(To do): Pictures in the data below are not part of the copy; transcribe everything else exactly.

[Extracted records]
......
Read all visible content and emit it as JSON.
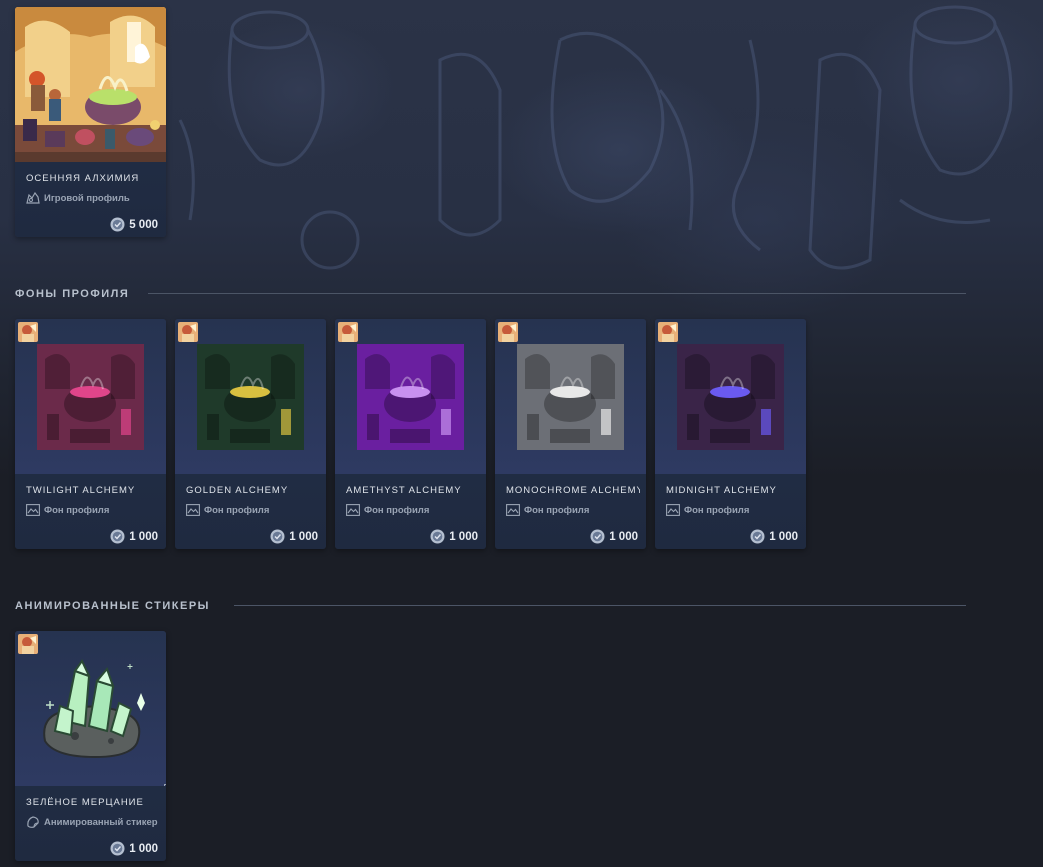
{
  "featured": {
    "name": "ОСЕННЯЯ АЛХИМИЯ",
    "type_label": "Игровой профиль",
    "type_icon": "profile-icon",
    "price": "5 000",
    "price_icon": "points-coin-icon"
  },
  "backgrounds": {
    "title": "ФОНЫ ПРОФИЛЯ",
    "items": [
      {
        "name": "TWILIGHT ALCHEMY",
        "type_label": "Фон профиля",
        "price": "1 000",
        "tint": "#6b2a4a",
        "accent": "#e0458a"
      },
      {
        "name": "GOLDEN ALCHEMY",
        "type_label": "Фон профиля",
        "price": "1 000",
        "tint": "#1f3a2a",
        "accent": "#d8c040"
      },
      {
        "name": "AMETHYST ALCHEMY",
        "type_label": "Фон профиля",
        "price": "1 000",
        "tint": "#6a1fa0",
        "accent": "#c890f0"
      },
      {
        "name": "MONOCHROME ALCHEMY",
        "type_label": "Фон профиля",
        "price": "1 000",
        "tint": "#6c6f76",
        "accent": "#e8e8e8"
      },
      {
        "name": "MIDNIGHT ALCHEMY",
        "type_label": "Фон профиля",
        "price": "1 000",
        "tint": "#3a2448",
        "accent": "#6a5af0"
      }
    ]
  },
  "stickers": {
    "title": "АНИМИРОВАННЫЕ СТИКЕРЫ",
    "items": [
      {
        "name": "ЗЕЛЁНОЕ МЕРЦАНИЕ",
        "type_label": "Анимированный стикер",
        "price": "1 000"
      }
    ]
  },
  "colors": {
    "card_bg": "#1f2a40",
    "accent_text": "#dfe4ea",
    "muted_text": "#9aa4b4"
  }
}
......
(Task solution):
Read all visible content and emit it as JSON.
{
  "featured": {
    "name": "ОСЕННЯЯ АЛХИМИЯ",
    "type_label": "Игровой профиль",
    "type_icon": "profile-icon",
    "price": "5 000",
    "price_icon": "points-coin-icon"
  },
  "backgrounds": {
    "title": "ФОНЫ ПРОФИЛЯ",
    "items": [
      {
        "name": "TWILIGHT ALCHEMY",
        "type_label": "Фон профиля",
        "price": "1 000",
        "tint": "#6b2a4a",
        "accent": "#e0458a"
      },
      {
        "name": "GOLDEN ALCHEMY",
        "type_label": "Фон профиля",
        "price": "1 000",
        "tint": "#1f3a2a",
        "accent": "#d8c040"
      },
      {
        "name": "AMETHYST ALCHEMY",
        "type_label": "Фон профиля",
        "price": "1 000",
        "tint": "#6a1fa0",
        "accent": "#c890f0"
      },
      {
        "name": "MONOCHROME ALCHEMY",
        "type_label": "Фон профиля",
        "price": "1 000",
        "tint": "#6c6f76",
        "accent": "#e8e8e8"
      },
      {
        "name": "MIDNIGHT ALCHEMY",
        "type_label": "Фон профиля",
        "price": "1 000",
        "tint": "#3a2448",
        "accent": "#6a5af0"
      }
    ]
  },
  "stickers": {
    "title": "АНИМИРОВАННЫЕ СТИКЕРЫ",
    "items": [
      {
        "name": "ЗЕЛЁНОЕ МЕРЦАНИЕ",
        "type_label": "Анимированный стикер",
        "price": "1 000"
      }
    ]
  },
  "colors": {
    "card_bg": "#1f2a40",
    "accent_text": "#dfe4ea",
    "muted_text": "#9aa4b4"
  }
}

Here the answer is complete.